(begin)

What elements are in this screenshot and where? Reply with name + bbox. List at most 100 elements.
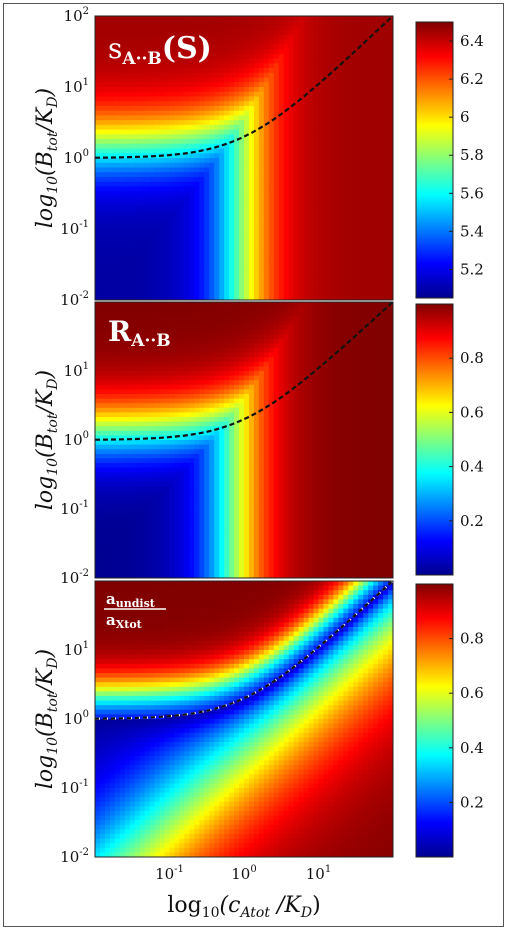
heatmap-cell — [144, 30, 151, 36]
heatmap-cell — [253, 295, 260, 300]
heatmap-cell — [124, 72, 131, 79]
heatmap-cell — [124, 504, 131, 510]
heatmap-cell — [199, 513, 205, 519]
heatmap-cell — [119, 338, 126, 344]
heatmap-cell — [95, 532, 101, 538]
heatmap-cell — [95, 481, 101, 487]
heatmap-cell — [214, 191, 220, 197]
heatmap-cell — [348, 271, 354, 277]
heatmap-cell — [348, 16, 354, 22]
heatmap-cell — [194, 559, 200, 565]
heatmap-cell — [124, 315, 131, 321]
heatmap-cell — [124, 257, 131, 263]
heatmap-cell — [318, 143, 325, 150]
heatmap-cell — [114, 311, 121, 317]
heatmap-cell — [253, 210, 260, 216]
heatmap-cell — [169, 162, 176, 169]
heatmap-cell — [278, 39, 285, 45]
heatmap-cell — [318, 96, 325, 102]
heatmap-cell — [184, 306, 190, 312]
heatmap-cell — [189, 238, 195, 244]
heatmap-cell — [378, 167, 384, 173]
heatmap-cell — [308, 205, 315, 211]
heatmap-cell — [363, 134, 369, 140]
heatmap-cell — [149, 281, 156, 287]
heatmap-cell — [179, 96, 185, 102]
heatmap-cell — [144, 120, 151, 126]
heatmap-cell — [179, 252, 185, 258]
heatmap-cell — [204, 134, 210, 140]
heatmap-cell — [358, 285, 364, 292]
heatmap-cell — [199, 564, 205, 570]
heatmap-cell — [343, 110, 349, 116]
heatmap-cell — [268, 91, 275, 98]
heatmap-cell — [239, 49, 245, 55]
heatmap-cell — [109, 380, 116, 386]
heatmap-cell — [149, 49, 156, 55]
heatmap-cell — [179, 58, 185, 64]
heatmap-cell — [229, 295, 235, 300]
heatmap-cell — [209, 243, 215, 249]
heatmap-cell — [119, 394, 126, 400]
heatmap-cell — [273, 82, 280, 88]
heatmap-cell — [189, 285, 195, 292]
heatmap-cell — [194, 357, 200, 363]
heatmap-cell — [124, 101, 131, 107]
heatmap-cell — [219, 72, 225, 79]
heatmap-cell — [383, 110, 389, 116]
heatmap-cell — [378, 176, 384, 183]
heatmap-cell — [134, 334, 141, 340]
heatmap-cell — [323, 162, 330, 169]
heatmap-cell — [129, 91, 136, 98]
heatmap-cell — [129, 463, 136, 469]
heatmap-cell — [99, 16, 106, 22]
heatmap-cell — [164, 541, 171, 547]
heatmap-cell — [129, 252, 136, 258]
heatmap-cell — [194, 463, 200, 469]
heatmap-cell — [139, 361, 146, 367]
heatmap-cell — [129, 458, 136, 464]
heatmap-cell — [214, 34, 220, 41]
heatmap-cell — [303, 25, 310, 31]
heatmap-cell — [278, 162, 285, 169]
heatmap-cell — [373, 195, 379, 202]
heatmap-cell — [378, 266, 384, 273]
heatmap-cell — [298, 120, 305, 126]
heatmap-cell — [149, 550, 156, 556]
heatmap-cell — [95, 158, 101, 164]
heatmap-cell — [308, 290, 315, 296]
heatmap-cell — [109, 210, 116, 216]
heatmap-cell — [159, 453, 166, 459]
heatmap-cell — [258, 105, 265, 112]
heatmap-cell — [134, 143, 141, 150]
heatmap-cell — [219, 276, 225, 282]
heatmap-cell — [378, 243, 384, 249]
heatmap-cell — [253, 219, 260, 225]
heatmap-cell — [109, 394, 116, 400]
heatmap-cell — [288, 124, 295, 131]
heatmap-cell — [244, 162, 250, 169]
heatmap-cell — [99, 536, 106, 542]
heatmap-cell — [229, 58, 235, 64]
heatmap-cell — [99, 120, 106, 126]
heatmap-cell — [239, 295, 245, 300]
heatmap-cell — [114, 522, 121, 528]
heatmap-cell — [348, 82, 354, 88]
heatmap-cell — [214, 214, 220, 221]
heatmap-cell — [179, 82, 185, 88]
heatmap-cell — [154, 440, 161, 446]
heatmap-cell — [303, 238, 310, 244]
heatmap-cell — [288, 82, 295, 88]
heatmap-cell — [164, 195, 171, 202]
heatmap-cell — [333, 229, 339, 235]
heatmap-cell — [124, 290, 131, 296]
heatmap-cell — [313, 290, 320, 296]
heatmap-cell — [323, 186, 330, 192]
heatmap-cell — [184, 518, 190, 524]
heatmap-cell — [109, 541, 116, 547]
heatmap-cell — [164, 77, 171, 83]
heatmap-cell — [388, 129, 393, 135]
heatmap-cell — [258, 82, 265, 88]
heatmap-cell — [288, 243, 295, 249]
heatmap-cell — [184, 481, 190, 487]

(end)

• _EXERCISE PROMPT_
Please lay out all of the material above as a Markdown table with the columns "No." and "Entry," giving each line its own numbered row, skipping blank lines, and leaving out the pictures.

• _EXERCISE OUTPUT_
| No. | Entry |
|---|---|
| 1 | What elements are in this screenshot and where? Reply with name + bbox. List at most 100 elements. |
| 2 | heatmap-cell — [144, 30, 151, 36] |
| 3 | heatmap-cell — [253, 295, 260, 300] |
| 4 | heatmap-cell — [124, 72, 131, 79] |
| 5 | heatmap-cell — [124, 504, 131, 510] |
| 6 | heatmap-cell — [199, 513, 205, 519] |
| 7 | heatmap-cell — [119, 338, 126, 344] |
| 8 | heatmap-cell — [95, 532, 101, 538] |
| 9 | heatmap-cell — [95, 481, 101, 487] |
| 10 | heatmap-cell — [214, 191, 220, 197] |
| 11 | heatmap-cell — [348, 271, 354, 277] |
| 12 | heatmap-cell — [348, 16, 354, 22] |
| 13 | heatmap-cell — [194, 559, 200, 565] |
| 14 | heatmap-cell — [124, 315, 131, 321] |
| 15 | heatmap-cell — [124, 257, 131, 263] |
| 16 | heatmap-cell — [318, 143, 325, 150] |
| 17 | heatmap-cell — [114, 311, 121, 317] |
| 18 | heatmap-cell — [253, 210, 260, 216] |
| 19 | heatmap-cell — [169, 162, 176, 169] |
| 20 | heatmap-cell — [278, 39, 285, 45] |
| 21 | heatmap-cell — [318, 96, 325, 102] |
| 22 | heatmap-cell — [184, 306, 190, 312] |
| 23 | heatmap-cell — [189, 238, 195, 244] |
| 24 | heatmap-cell — [378, 167, 384, 173] |
| 25 | heatmap-cell — [308, 205, 315, 211] |
| 26 | heatmap-cell — [363, 134, 369, 140] |
| 27 | heatmap-cell — [149, 281, 156, 287] |
| 28 | heatmap-cell — [179, 96, 185, 102] |
| 29 | heatmap-cell — [144, 120, 151, 126] |
| 30 | heatmap-cell — [179, 252, 185, 258] |
| 31 | heatmap-cell — [204, 134, 210, 140] |
| 32 | heatmap-cell — [358, 285, 364, 292] |
| 33 | heatmap-cell — [199, 564, 205, 570] |
| 34 | heatmap-cell — [343, 110, 349, 116] |
| 35 | heatmap-cell — [268, 91, 275, 98] |
| 36 | heatmap-cell — [239, 49, 245, 55] |
| 37 | heatmap-cell — [109, 380, 116, 386] |
| 38 | heatmap-cell — [149, 49, 156, 55] |
| 39 | heatmap-cell — [179, 58, 185, 64] |
| 40 | heatmap-cell — [229, 295, 235, 300] |
| 41 | heatmap-cell — [209, 243, 215, 249] |
| 42 | heatmap-cell — [119, 394, 126, 400] |
| 43 | heatmap-cell — [273, 82, 280, 88] |
| 44 | heatmap-cell — [189, 285, 195, 292] |
| 45 | heatmap-cell — [194, 357, 200, 363] |
| 46 | heatmap-cell — [124, 101, 131, 107] |
| 47 | heatmap-cell — [219, 72, 225, 79] |
| 48 | heatmap-cell — [383, 110, 389, 116] |
| 49 | heatmap-cell — [378, 176, 384, 183] |
| 50 | heatmap-cell — [134, 334, 141, 340] |
| 51 | heatmap-cell — [323, 162, 330, 169] |
| 52 | heatmap-cell — [129, 91, 136, 98] |
| 53 | heatmap-cell — [129, 463, 136, 469] |
| 54 | heatmap-cell — [99, 16, 106, 22] |
| 55 | heatmap-cell — [164, 541, 171, 547] |
| 56 | heatmap-cell — [129, 252, 136, 258] |
| 57 | heatmap-cell — [194, 463, 200, 469] |
| 58 | heatmap-cell — [139, 361, 146, 367] |
| 59 | heatmap-cell — [129, 458, 136, 464] |
| 60 | heatmap-cell — [214, 34, 220, 41] |
| 61 | heatmap-cell — [303, 25, 310, 31] |
| 62 | heatmap-cell — [278, 162, 285, 169] |
| 63 | heatmap-cell — [373, 195, 379, 202] |
| 64 | heatmap-cell — [378, 266, 384, 273] |
| 65 | heatmap-cell — [298, 120, 305, 126] |
| 66 | heatmap-cell — [149, 550, 156, 556] |
| 67 | heatmap-cell — [95, 158, 101, 164] |
| 68 | heatmap-cell — [308, 290, 315, 296] |
| 69 | heatmap-cell — [109, 210, 116, 216] |
| 70 | heatmap-cell — [159, 453, 166, 459] |
| 71 | heatmap-cell — [258, 105, 265, 112] |
| 72 | heatmap-cell — [134, 143, 141, 150] |
| 73 | heatmap-cell — [219, 276, 225, 282] |
| 74 | heatmap-cell — [378, 243, 384, 249] |
| 75 | heatmap-cell — [253, 219, 260, 225] |
| 76 | heatmap-cell — [109, 394, 116, 400] |
| 77 | heatmap-cell — [288, 124, 295, 131] |
| 78 | heatmap-cell — [244, 162, 250, 169] |
| 79 | heatmap-cell — [99, 536, 106, 542] |
| 80 | heatmap-cell — [229, 58, 235, 64] |
| 81 | heatmap-cell — [99, 120, 106, 126] |
| 82 | heatmap-cell — [239, 295, 245, 300] |
| 83 | heatmap-cell — [114, 522, 121, 528] |
| 84 | heatmap-cell — [348, 82, 354, 88] |
| 85 | heatmap-cell — [214, 214, 220, 221] |
| 86 | heatmap-cell — [179, 82, 185, 88] |
| 87 | heatmap-cell — [154, 440, 161, 446] |
| 88 | heatmap-cell — [303, 238, 310, 244] |
| 89 | heatmap-cell — [288, 82, 295, 88] |
| 90 | heatmap-cell — [164, 195, 171, 202] |
| 91 | heatmap-cell — [333, 229, 339, 235] |
| 92 | heatmap-cell — [124, 290, 131, 296] |
| 93 | heatmap-cell — [313, 290, 320, 296] |
| 94 | heatmap-cell — [323, 186, 330, 192] |
| 95 | heatmap-cell — [184, 518, 190, 524] |
| 96 | heatmap-cell — [109, 541, 116, 547] |
| 97 | heatmap-cell — [164, 77, 171, 83] |
| 98 | heatmap-cell — [388, 129, 393, 135] |
| 99 | heatmap-cell — [258, 82, 265, 88] |
| 100 | heatmap-cell — [288, 243, 295, 249] |
| 101 | heatmap-cell — [184, 481, 190, 487] |